### Data supplied

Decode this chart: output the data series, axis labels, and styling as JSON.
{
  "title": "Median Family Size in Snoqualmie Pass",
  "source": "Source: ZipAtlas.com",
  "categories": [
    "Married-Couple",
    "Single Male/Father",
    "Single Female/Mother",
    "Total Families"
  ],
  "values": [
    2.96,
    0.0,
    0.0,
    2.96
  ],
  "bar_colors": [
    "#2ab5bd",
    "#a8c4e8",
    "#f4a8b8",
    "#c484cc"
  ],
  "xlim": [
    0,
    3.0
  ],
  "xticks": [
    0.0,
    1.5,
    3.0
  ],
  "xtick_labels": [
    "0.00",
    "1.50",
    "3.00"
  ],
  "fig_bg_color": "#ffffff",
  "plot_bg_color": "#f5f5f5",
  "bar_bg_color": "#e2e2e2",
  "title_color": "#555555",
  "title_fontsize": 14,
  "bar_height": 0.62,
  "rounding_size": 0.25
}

### Set problem
Every record above should be output exactly.

### Exercise answer
Decode this chart: output the data series, axis labels, and styling as JSON.
{
  "title": "Median Family Size in Snoqualmie Pass",
  "source": "Source: ZipAtlas.com",
  "categories": [
    "Married-Couple",
    "Single Male/Father",
    "Single Female/Mother",
    "Total Families"
  ],
  "values": [
    2.96,
    0.0,
    0.0,
    2.96
  ],
  "bar_colors": [
    "#2ab5bd",
    "#a8c4e8",
    "#f4a8b8",
    "#c484cc"
  ],
  "xlim": [
    0,
    3.0
  ],
  "xticks": [
    0.0,
    1.5,
    3.0
  ],
  "xtick_labels": [
    "0.00",
    "1.50",
    "3.00"
  ],
  "fig_bg_color": "#ffffff",
  "plot_bg_color": "#f5f5f5",
  "bar_bg_color": "#e2e2e2",
  "title_color": "#555555",
  "title_fontsize": 14,
  "bar_height": 0.62,
  "rounding_size": 0.25
}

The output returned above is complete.